Exercise brief =>
Return a copy of each line that holds the string "grandmothers".

(Entries from a dataset)
+ + +

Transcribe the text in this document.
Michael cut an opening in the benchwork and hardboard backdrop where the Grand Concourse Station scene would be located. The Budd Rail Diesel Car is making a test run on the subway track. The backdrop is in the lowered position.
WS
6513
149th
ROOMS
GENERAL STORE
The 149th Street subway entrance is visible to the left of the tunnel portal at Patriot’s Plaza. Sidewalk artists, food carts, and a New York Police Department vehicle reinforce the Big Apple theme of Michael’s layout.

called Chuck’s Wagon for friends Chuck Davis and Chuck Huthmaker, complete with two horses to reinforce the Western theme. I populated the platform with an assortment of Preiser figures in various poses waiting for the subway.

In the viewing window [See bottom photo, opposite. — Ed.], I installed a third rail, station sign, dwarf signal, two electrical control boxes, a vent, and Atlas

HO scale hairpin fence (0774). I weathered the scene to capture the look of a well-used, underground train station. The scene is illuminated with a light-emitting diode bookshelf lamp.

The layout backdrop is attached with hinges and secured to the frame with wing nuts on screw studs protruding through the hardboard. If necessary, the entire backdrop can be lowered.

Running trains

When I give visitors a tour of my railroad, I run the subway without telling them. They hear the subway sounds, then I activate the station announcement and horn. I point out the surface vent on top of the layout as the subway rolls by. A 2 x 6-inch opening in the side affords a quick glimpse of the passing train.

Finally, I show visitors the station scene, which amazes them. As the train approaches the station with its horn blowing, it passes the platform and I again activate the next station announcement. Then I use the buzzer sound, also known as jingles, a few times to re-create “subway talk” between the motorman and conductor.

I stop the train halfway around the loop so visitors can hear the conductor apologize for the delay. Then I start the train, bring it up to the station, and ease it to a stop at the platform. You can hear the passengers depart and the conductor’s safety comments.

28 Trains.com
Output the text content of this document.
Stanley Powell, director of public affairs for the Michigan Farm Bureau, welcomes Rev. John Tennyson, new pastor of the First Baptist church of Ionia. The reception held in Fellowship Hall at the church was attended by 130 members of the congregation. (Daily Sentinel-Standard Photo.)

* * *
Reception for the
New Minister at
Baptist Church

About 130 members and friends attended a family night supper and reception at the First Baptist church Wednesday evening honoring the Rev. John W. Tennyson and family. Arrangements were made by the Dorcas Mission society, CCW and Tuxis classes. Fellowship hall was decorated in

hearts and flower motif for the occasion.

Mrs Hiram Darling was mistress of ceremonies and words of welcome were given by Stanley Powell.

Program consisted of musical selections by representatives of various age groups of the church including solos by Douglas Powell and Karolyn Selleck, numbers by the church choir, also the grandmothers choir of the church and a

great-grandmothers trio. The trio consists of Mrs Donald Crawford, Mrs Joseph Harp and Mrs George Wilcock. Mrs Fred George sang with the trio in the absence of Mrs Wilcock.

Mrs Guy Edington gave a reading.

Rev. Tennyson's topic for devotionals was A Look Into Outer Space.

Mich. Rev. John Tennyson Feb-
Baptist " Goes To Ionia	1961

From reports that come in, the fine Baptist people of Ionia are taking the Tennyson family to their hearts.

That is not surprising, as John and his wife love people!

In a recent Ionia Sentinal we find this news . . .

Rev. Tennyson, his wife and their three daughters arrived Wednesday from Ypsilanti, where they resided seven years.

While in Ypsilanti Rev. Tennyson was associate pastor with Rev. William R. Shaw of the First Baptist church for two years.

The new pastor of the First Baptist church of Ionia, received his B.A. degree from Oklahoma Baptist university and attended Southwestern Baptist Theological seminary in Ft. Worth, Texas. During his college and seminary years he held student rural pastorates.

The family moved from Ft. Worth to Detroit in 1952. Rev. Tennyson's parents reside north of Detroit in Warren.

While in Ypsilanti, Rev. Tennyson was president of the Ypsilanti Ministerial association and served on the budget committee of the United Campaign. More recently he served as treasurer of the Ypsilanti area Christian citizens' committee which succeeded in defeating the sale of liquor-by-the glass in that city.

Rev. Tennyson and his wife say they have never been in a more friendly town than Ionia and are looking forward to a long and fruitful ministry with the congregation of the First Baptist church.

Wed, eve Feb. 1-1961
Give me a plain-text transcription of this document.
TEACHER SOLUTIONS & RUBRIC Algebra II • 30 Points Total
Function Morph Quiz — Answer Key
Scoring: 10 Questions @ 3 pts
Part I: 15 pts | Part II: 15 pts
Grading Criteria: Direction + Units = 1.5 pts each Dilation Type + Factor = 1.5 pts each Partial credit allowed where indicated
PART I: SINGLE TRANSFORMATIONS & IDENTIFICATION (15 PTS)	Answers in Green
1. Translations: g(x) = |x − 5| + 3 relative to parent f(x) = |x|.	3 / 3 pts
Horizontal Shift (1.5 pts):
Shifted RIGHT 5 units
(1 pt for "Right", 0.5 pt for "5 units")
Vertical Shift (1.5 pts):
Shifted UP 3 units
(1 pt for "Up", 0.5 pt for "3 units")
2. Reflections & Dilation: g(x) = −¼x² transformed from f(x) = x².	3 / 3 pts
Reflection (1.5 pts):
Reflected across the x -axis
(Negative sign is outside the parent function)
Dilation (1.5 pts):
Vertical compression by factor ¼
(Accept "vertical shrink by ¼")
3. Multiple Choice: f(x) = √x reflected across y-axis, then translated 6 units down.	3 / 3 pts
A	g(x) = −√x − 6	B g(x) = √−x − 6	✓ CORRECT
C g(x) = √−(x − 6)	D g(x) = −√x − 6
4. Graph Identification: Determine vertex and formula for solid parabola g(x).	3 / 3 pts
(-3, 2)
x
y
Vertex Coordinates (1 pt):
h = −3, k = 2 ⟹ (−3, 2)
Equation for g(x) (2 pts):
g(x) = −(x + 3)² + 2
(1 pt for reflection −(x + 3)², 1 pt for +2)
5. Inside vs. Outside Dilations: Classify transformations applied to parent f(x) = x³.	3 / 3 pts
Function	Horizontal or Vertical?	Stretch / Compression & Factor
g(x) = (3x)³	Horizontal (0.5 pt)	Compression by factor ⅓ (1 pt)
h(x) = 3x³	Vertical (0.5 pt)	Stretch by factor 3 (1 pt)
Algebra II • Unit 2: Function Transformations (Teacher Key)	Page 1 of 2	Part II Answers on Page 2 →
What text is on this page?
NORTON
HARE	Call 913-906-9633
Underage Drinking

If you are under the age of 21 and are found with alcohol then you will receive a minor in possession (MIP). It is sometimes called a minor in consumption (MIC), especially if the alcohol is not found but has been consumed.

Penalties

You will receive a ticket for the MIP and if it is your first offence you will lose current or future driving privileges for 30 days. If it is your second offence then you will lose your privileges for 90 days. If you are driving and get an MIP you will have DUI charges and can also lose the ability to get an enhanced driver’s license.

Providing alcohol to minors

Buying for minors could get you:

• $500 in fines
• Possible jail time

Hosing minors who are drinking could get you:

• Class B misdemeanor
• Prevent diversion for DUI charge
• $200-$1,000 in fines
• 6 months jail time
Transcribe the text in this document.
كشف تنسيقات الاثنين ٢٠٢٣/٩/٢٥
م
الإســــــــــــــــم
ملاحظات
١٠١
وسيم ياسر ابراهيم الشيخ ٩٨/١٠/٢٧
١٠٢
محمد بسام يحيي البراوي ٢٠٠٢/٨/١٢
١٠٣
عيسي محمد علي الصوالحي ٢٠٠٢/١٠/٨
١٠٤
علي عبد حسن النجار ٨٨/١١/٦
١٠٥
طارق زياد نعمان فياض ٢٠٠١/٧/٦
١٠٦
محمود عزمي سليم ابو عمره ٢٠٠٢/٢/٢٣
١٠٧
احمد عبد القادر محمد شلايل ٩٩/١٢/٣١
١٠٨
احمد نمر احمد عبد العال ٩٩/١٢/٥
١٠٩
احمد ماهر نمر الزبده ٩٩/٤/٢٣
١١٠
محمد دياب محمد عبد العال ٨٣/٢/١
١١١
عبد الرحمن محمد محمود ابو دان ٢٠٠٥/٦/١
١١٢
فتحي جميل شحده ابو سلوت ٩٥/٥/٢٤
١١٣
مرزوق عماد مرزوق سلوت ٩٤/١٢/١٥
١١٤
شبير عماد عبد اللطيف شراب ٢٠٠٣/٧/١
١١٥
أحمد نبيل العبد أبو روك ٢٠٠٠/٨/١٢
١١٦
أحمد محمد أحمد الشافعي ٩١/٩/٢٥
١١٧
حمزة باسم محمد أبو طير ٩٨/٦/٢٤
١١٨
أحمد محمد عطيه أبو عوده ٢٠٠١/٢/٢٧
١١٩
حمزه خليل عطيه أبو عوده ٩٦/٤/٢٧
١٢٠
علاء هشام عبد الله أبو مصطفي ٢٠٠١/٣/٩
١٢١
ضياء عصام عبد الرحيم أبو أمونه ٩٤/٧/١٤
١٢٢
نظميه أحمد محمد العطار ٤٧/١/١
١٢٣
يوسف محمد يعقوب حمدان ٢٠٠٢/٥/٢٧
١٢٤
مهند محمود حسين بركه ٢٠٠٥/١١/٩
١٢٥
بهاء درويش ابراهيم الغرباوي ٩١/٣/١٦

+ + +

The completed task =>
Program consisted of musical selections by representatives of various age groups of the church including solos by Douglas Powell and Karolyn Selleck, numbers by the church choir, also the grandmothers choir of the church and a
great-grandmothers trio. The trio consists of Mrs Donald Crawford, Mrs Joseph Harp and Mrs George Wilcock. Mrs Fred George sang with the trio in the absence of Mrs Wilcock.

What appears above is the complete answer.